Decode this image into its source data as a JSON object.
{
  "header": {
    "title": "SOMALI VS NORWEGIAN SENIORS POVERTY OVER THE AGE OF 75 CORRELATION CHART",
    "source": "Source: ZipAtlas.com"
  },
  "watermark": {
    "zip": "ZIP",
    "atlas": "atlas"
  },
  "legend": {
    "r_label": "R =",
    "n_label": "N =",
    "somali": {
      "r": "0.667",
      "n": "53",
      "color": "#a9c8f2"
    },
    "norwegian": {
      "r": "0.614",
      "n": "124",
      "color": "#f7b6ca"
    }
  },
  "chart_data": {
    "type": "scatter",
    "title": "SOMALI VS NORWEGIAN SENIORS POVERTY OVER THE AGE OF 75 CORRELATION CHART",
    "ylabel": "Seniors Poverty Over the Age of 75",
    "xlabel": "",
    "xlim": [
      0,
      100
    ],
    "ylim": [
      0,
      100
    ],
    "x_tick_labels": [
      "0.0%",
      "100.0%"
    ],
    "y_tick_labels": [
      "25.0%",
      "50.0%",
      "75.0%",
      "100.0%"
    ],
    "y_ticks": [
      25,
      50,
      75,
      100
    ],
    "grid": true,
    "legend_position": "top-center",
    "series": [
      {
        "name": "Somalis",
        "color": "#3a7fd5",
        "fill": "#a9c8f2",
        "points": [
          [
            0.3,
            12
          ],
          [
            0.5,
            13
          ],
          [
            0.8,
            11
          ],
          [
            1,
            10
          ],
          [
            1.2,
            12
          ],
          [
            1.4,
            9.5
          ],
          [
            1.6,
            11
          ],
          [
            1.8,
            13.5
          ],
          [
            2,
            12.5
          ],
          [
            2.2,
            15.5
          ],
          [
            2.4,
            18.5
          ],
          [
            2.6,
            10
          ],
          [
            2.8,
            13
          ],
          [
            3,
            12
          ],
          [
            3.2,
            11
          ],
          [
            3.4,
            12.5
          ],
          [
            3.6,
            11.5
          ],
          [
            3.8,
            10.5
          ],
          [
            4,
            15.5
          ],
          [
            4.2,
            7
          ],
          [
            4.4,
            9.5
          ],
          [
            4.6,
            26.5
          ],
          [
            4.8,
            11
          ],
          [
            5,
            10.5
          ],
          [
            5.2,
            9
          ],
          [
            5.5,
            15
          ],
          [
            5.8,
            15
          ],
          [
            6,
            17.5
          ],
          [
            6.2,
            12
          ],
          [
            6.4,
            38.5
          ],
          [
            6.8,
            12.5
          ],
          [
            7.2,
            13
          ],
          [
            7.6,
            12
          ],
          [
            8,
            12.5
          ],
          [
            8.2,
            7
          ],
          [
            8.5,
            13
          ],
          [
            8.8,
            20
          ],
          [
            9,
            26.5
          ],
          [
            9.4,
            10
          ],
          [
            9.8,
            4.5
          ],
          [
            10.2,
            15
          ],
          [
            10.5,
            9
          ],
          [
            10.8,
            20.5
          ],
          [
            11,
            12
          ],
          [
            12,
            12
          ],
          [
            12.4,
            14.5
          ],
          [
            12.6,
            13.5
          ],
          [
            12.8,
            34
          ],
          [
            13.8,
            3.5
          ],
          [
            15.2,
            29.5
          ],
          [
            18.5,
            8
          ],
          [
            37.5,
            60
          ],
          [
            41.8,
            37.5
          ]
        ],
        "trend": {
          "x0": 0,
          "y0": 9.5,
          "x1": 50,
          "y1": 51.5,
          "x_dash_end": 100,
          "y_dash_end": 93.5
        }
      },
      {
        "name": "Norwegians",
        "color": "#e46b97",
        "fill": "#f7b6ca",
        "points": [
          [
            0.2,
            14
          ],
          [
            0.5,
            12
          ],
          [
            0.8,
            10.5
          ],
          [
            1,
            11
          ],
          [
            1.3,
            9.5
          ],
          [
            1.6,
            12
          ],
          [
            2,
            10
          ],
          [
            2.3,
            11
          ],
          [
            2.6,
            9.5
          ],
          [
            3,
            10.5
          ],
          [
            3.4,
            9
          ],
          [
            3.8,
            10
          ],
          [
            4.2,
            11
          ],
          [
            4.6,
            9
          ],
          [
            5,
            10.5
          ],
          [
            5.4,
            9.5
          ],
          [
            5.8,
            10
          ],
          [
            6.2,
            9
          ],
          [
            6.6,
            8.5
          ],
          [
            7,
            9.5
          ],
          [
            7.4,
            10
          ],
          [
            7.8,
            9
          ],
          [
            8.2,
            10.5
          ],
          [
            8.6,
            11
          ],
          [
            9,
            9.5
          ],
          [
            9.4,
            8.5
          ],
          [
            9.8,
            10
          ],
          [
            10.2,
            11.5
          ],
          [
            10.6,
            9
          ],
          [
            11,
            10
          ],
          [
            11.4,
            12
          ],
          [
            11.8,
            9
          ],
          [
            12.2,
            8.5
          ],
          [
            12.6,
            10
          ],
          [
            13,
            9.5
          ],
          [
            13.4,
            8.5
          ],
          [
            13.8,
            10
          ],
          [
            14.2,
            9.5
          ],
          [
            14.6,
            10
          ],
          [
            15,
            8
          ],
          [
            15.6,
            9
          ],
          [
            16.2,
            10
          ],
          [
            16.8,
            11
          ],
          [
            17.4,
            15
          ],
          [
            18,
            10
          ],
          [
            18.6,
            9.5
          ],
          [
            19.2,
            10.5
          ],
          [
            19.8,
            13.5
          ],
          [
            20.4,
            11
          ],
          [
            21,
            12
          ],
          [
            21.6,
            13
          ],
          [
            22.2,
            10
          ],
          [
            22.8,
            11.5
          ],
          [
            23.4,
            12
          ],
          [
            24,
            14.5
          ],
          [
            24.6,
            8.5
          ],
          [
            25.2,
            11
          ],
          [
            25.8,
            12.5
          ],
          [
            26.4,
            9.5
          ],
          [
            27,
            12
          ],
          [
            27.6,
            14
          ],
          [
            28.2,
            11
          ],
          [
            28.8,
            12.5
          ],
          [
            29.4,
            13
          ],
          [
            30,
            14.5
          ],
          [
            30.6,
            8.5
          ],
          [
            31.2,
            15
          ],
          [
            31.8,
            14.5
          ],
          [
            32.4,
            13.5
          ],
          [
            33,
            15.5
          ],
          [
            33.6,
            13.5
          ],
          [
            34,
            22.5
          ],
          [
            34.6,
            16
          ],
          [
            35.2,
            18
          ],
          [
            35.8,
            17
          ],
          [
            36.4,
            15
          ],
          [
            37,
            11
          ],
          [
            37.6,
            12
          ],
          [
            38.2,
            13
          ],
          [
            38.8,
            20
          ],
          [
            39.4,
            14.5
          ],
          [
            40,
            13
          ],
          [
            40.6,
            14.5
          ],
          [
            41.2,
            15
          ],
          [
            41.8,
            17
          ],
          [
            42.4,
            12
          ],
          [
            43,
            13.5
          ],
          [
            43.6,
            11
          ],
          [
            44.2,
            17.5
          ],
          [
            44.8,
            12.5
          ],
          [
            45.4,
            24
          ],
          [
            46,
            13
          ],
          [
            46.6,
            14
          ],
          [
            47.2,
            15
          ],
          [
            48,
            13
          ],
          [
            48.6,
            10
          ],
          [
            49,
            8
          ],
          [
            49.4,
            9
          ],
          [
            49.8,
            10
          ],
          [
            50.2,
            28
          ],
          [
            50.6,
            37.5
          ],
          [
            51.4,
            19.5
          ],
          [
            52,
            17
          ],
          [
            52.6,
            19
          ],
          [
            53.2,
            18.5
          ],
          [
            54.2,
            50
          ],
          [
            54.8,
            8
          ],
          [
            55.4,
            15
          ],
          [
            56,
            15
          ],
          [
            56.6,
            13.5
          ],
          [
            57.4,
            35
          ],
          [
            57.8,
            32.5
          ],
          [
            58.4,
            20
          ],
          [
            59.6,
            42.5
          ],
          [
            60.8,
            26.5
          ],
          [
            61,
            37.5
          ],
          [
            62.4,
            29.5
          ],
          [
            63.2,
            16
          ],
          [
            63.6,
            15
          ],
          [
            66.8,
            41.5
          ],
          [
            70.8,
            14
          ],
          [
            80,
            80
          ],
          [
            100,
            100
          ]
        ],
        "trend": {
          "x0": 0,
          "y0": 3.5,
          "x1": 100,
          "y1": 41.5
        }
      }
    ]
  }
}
################
In the records above, how many lines include the string "source"? Answer with only the number.

2